§ Exercise directions
Beginning at the start of the records and ending with the line that contains "next-page-icon[interactable] xyxy=(337,70,361,94)", reproduce those lines with "hand-tool-icon" replaced by "pan-tool-icon" and everything else unchanged.

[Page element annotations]
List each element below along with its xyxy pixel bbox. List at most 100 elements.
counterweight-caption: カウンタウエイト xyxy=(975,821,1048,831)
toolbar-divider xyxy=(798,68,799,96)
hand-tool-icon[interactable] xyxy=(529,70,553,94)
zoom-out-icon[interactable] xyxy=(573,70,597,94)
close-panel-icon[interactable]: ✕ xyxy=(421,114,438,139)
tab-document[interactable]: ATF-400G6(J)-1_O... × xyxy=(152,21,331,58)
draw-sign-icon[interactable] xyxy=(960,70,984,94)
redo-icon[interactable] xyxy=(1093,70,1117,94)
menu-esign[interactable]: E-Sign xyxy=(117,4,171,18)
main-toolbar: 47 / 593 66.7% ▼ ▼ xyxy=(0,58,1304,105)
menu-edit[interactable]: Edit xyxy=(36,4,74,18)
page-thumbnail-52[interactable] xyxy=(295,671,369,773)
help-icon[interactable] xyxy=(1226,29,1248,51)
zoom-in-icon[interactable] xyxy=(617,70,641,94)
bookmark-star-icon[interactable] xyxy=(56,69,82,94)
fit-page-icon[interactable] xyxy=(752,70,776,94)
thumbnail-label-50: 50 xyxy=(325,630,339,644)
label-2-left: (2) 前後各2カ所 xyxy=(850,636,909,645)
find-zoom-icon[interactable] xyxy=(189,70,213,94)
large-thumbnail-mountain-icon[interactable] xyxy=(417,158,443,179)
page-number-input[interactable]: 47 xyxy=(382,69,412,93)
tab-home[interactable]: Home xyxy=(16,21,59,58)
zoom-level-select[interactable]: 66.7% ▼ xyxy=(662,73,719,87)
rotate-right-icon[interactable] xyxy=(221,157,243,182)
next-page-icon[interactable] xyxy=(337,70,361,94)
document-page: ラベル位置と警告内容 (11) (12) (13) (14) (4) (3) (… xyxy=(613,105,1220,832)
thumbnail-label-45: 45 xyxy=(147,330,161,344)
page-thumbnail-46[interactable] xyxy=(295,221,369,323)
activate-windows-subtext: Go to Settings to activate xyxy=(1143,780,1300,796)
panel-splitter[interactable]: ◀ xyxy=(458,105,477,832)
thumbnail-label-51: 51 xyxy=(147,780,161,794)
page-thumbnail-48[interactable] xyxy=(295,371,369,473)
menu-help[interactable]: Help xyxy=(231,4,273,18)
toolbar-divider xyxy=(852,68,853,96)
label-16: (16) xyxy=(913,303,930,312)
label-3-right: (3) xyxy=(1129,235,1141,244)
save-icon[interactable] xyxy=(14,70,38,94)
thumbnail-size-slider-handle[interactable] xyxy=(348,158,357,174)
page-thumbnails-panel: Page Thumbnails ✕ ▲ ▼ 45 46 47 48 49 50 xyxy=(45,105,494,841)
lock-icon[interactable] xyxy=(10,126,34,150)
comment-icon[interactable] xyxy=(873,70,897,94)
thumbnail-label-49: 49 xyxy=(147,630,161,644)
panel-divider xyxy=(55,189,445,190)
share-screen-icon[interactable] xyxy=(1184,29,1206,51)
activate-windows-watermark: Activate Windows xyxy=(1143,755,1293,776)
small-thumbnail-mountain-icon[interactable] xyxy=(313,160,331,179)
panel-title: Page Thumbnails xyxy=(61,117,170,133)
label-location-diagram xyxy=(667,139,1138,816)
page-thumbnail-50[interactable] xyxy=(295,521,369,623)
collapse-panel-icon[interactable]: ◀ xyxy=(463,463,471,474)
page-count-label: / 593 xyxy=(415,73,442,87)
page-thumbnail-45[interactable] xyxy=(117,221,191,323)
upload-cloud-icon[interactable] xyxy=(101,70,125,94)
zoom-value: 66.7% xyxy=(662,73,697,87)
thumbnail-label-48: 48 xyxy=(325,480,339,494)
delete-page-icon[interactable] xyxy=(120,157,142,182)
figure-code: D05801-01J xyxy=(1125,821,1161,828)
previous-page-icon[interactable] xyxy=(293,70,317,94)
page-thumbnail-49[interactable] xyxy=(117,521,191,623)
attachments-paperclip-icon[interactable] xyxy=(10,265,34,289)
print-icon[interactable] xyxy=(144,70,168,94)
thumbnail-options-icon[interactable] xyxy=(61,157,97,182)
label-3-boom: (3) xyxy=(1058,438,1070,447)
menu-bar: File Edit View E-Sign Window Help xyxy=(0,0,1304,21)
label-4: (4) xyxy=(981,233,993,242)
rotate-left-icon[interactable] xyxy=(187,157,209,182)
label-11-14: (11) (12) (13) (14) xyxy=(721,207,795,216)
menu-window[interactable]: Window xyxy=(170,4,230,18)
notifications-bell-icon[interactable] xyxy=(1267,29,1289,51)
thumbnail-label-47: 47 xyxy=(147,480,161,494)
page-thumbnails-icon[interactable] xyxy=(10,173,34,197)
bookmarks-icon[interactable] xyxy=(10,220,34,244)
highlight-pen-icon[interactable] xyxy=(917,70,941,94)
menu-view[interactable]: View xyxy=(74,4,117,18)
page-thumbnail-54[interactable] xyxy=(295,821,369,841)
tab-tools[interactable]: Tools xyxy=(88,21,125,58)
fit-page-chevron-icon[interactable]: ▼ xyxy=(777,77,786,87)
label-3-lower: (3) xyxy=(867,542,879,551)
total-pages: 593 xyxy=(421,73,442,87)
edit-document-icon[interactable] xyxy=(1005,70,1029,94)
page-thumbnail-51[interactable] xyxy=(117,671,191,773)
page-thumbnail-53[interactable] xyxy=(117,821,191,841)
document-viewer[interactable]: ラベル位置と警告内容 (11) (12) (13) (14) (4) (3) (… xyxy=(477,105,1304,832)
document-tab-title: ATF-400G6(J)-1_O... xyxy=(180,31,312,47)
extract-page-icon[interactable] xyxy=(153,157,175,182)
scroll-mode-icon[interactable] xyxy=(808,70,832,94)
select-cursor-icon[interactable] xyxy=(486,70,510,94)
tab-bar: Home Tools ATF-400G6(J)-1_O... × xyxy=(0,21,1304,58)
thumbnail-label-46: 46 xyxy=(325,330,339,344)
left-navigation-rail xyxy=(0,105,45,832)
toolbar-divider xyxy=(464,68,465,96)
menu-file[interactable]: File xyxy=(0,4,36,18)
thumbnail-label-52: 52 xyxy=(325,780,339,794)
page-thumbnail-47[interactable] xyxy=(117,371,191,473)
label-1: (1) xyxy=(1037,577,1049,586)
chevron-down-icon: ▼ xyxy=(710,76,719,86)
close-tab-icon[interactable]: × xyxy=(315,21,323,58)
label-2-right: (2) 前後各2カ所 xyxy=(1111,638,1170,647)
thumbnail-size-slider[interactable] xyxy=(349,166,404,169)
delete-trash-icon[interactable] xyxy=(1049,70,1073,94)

§ Complete response
List each element below along with its xyxy pixel bbox. List at most 100 elements.
counterweight-caption: カウンタウエイト xyxy=(975,821,1048,831)
toolbar-divider xyxy=(798,68,799,96)
pan-tool-icon[interactable] xyxy=(529,70,553,94)
zoom-out-icon[interactable] xyxy=(573,70,597,94)
close-panel-icon[interactable]: ✕ xyxy=(421,114,438,139)
tab-document[interactable]: ATF-400G6(J)-1_O... × xyxy=(152,21,331,58)
draw-sign-icon[interactable] xyxy=(960,70,984,94)
redo-icon[interactable] xyxy=(1093,70,1117,94)
menu-esign[interactable]: E-Sign xyxy=(117,4,171,18)
main-toolbar: 47 / 593 66.7% ▼ ▼ xyxy=(0,58,1304,105)
menu-edit[interactable]: Edit xyxy=(36,4,74,18)
page-thumbnail-52[interactable] xyxy=(295,671,369,773)
help-icon[interactable] xyxy=(1226,29,1248,51)
zoom-in-icon[interactable] xyxy=(617,70,641,94)
bookmark-star-icon[interactable] xyxy=(56,69,82,94)
fit-page-icon[interactable] xyxy=(752,70,776,94)
thumbnail-label-50: 50 xyxy=(325,630,339,644)
label-2-left: (2) 前後各2カ所 xyxy=(850,636,909,645)
find-zoom-icon[interactable] xyxy=(189,70,213,94)
large-thumbnail-mountain-icon[interactable] xyxy=(417,158,443,179)
page-number-input[interactable]: 47 xyxy=(382,69,412,93)
tab-home[interactable]: Home xyxy=(16,21,59,58)
zoom-level-select[interactable]: 66.7% ▼ xyxy=(662,73,719,87)
rotate-right-icon[interactable] xyxy=(221,157,243,182)
next-page-icon[interactable] xyxy=(337,70,361,94)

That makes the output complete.